REQUIREMENTS => Restate the records that follow word for word; no pictures should appear.

* start THE RECORDS *

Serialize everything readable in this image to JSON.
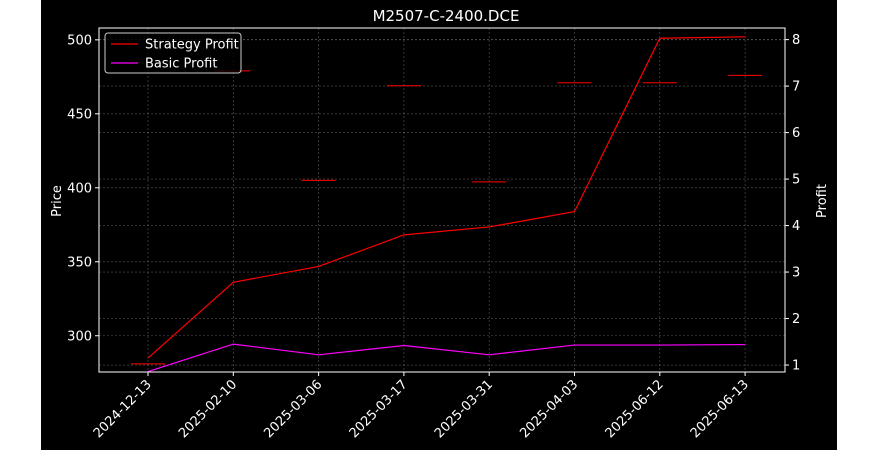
{
  "chart_data": {
    "type": "line",
    "title": "M2507-C-2400.DCE",
    "ylabel_left": "Price",
    "ylabel_right": "Profit",
    "categories": [
      "2024-12-13",
      "2025-02-10",
      "2025-03-06",
      "2025-03-17",
      "2025-03-31",
      "2025-04-03",
      "2025-06-12",
      "2025-06-13"
    ],
    "price_ylim": [
      275.5,
      508
    ],
    "price_yticks": [
      300,
      350,
      400,
      450,
      500
    ],
    "profit_ylim": [
      0.85,
      8.25
    ],
    "profit_yticks": [
      1,
      2,
      3,
      4,
      5,
      6,
      7,
      8
    ],
    "price_marks": [
      281,
      479,
      405,
      469,
      404,
      471,
      471,
      476
    ],
    "series": [
      {
        "name": "Strategy Profit",
        "axis": "right",
        "color": "#ff0000",
        "values": [
          1.15,
          2.78,
          3.12,
          3.8,
          3.97,
          4.3,
          8.03,
          8.06
        ]
      },
      {
        "name": "Basic Profit",
        "axis": "right",
        "color": "#ff00ff",
        "values": [
          0.86,
          1.45,
          1.22,
          1.42,
          1.22,
          1.43,
          1.43,
          1.44
        ]
      }
    ],
    "candle_color": "#ff0000",
    "grid": true,
    "legend_position": "top-left",
    "background": "#000000",
    "foreground": "#ffffff"
  }
}
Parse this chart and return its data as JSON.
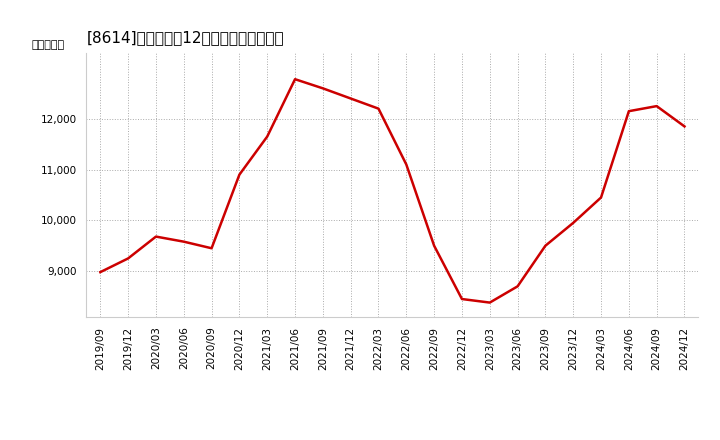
{
  "title": "[8614]　売上高の12か月移動合計の推移",
  "ylabel": "（百万円）",
  "line_color": "#cc0000",
  "bg_color": "#ffffff",
  "plot_bg_color": "#ffffff",
  "grid_color": "#aaaaaa",
  "dates": [
    "2019/09",
    "2019/12",
    "2020/03",
    "2020/06",
    "2020/09",
    "2020/12",
    "2021/03",
    "2021/06",
    "2021/09",
    "2021/12",
    "2022/03",
    "2022/06",
    "2022/09",
    "2022/12",
    "2023/03",
    "2023/06",
    "2023/09",
    "2023/12",
    "2024/03",
    "2024/06",
    "2024/09",
    "2024/12"
  ],
  "values": [
    8980,
    9250,
    9680,
    9580,
    9450,
    10900,
    11650,
    12780,
    12600,
    12400,
    12200,
    11100,
    9500,
    8450,
    8380,
    8700,
    9500,
    9950,
    10450,
    12150,
    12250,
    11850
  ],
  "yticks": [
    9000,
    10000,
    11000,
    12000
  ],
  "ylim_min": 8100,
  "ylim_max": 13300,
  "title_fontsize": 11,
  "label_fontsize": 8,
  "tick_fontsize": 7.5
}
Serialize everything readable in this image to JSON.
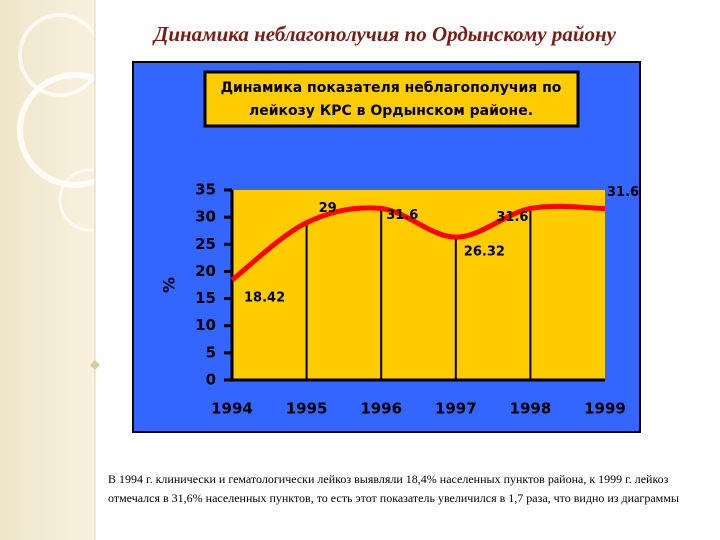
{
  "title": "Динамика неблагополучия по Ордынскому району",
  "chart_data": {
    "type": "line",
    "title": "Динамика показателя неблагополучия по лейкозу КРС в Ордынском районе.",
    "ylabel": "%",
    "categories": [
      "1994",
      "1995",
      "1996",
      "1997",
      "1998",
      "1999"
    ],
    "values": [
      18.42,
      29,
      31.6,
      26.32,
      31.6,
      31.6
    ],
    "color": "#ff0000",
    "ylim": [
      0,
      35
    ],
    "yticks": [
      0,
      5,
      10,
      15,
      20,
      25,
      30,
      35
    ],
    "grid": false
  },
  "note": "В 1994 г. клинически и гематологически лейкоз выявляли 18,4% населенных пунктов района, к 1999 г. лейкоз отмечался в 31,6% населенных пунктов, то есть этот показатель увеличился в 1,7 раза, что видно из диаграммы"
}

* end THE RECORDS *

THE COMPLETED TASK =>
Serialize everything readable in this image to JSON.
{
  "chart_data": {
    "type": "line",
    "title": "M2507-C-2400.DCE",
    "ylabel_left": "Price",
    "ylabel_right": "Profit",
    "categories": [
      "2024-12-13",
      "2025-02-10",
      "2025-03-06",
      "2025-03-17",
      "2025-03-31",
      "2025-04-03",
      "2025-06-12",
      "2025-06-13"
    ],
    "price_ylim": [
      275.5,
      508
    ],
    "price_yticks": [
      300,
      350,
      400,
      450,
      500
    ],
    "profit_ylim": [
      0.85,
      8.25
    ],
    "profit_yticks": [
      1,
      2,
      3,
      4,
      5,
      6,
      7,
      8
    ],
    "price_marks": [
      281,
      479,
      405,
      469,
      404,
      471,
      471,
      476
    ],
    "series": [
      {
        "name": "Strategy Profit",
        "axis": "right",
        "color": "#ff0000",
        "values": [
          1.15,
          2.78,
          3.12,
          3.8,
          3.97,
          4.3,
          8.03,
          8.06
        ]
      },
      {
        "name": "Basic Profit",
        "axis": "right",
        "color": "#ff00ff",
        "values": [
          0.86,
          1.45,
          1.22,
          1.42,
          1.22,
          1.43,
          1.43,
          1.44
        ]
      }
    ],
    "candle_color": "#ff0000",
    "grid": true,
    "legend_position": "top-left",
    "background": "#000000",
    "foreground": "#ffffff"
  }
}
Parse this chart and return its data as JSON.
{
  "title": "[8614]　売上高の12か月移動合計の推移",
  "ylabel": "（百万円）",
  "line_color": "#cc0000",
  "bg_color": "#ffffff",
  "plot_bg_color": "#ffffff",
  "grid_color": "#aaaaaa",
  "dates": [
    "2019/09",
    "2019/12",
    "2020/03",
    "2020/06",
    "2020/09",
    "2020/12",
    "2021/03",
    "2021/06",
    "2021/09",
    "2021/12",
    "2022/03",
    "2022/06",
    "2022/09",
    "2022/12",
    "2023/03",
    "2023/06",
    "2023/09",
    "2023/12",
    "2024/03",
    "2024/06",
    "2024/09",
    "2024/12"
  ],
  "values": [
    8980,
    9250,
    9680,
    9580,
    9450,
    10900,
    11650,
    12780,
    12600,
    12400,
    12200,
    11100,
    9500,
    8450,
    8380,
    8700,
    9500,
    9950,
    10450,
    12150,
    12250,
    11850
  ],
  "yticks": [
    9000,
    10000,
    11000,
    12000
  ],
  "ylim_min": 8100,
  "ylim_max": 13300,
  "title_fontsize": 11,
  "label_fontsize": 8,
  "tick_fontsize": 7.5
}
Serialize everything readable in this image to JSON.
{
  "title": "Динамика неблагополучия по Ордынскому району",
  "chart_data": {
    "type": "line",
    "title": "Динамика показателя неблагополучия по лейкозу КРС в Ордынском районе.",
    "ylabel": "%",
    "categories": [
      "1994",
      "1995",
      "1996",
      "1997",
      "1998",
      "1999"
    ],
    "values": [
      18.42,
      29,
      31.6,
      26.32,
      31.6,
      31.6
    ],
    "color": "#ff0000",
    "ylim": [
      0,
      35
    ],
    "yticks": [
      0,
      5,
      10,
      15,
      20,
      25,
      30,
      35
    ],
    "grid": false
  },
  "note": "В 1994 г. клинически и гематологически лейкоз выявляли 18,4% населенных пунктов района, к 1999 г. лейкоз отмечался в 31,6% населенных пунктов, то есть этот показатель увеличился в 1,7 раза, что видно из диаграммы"
}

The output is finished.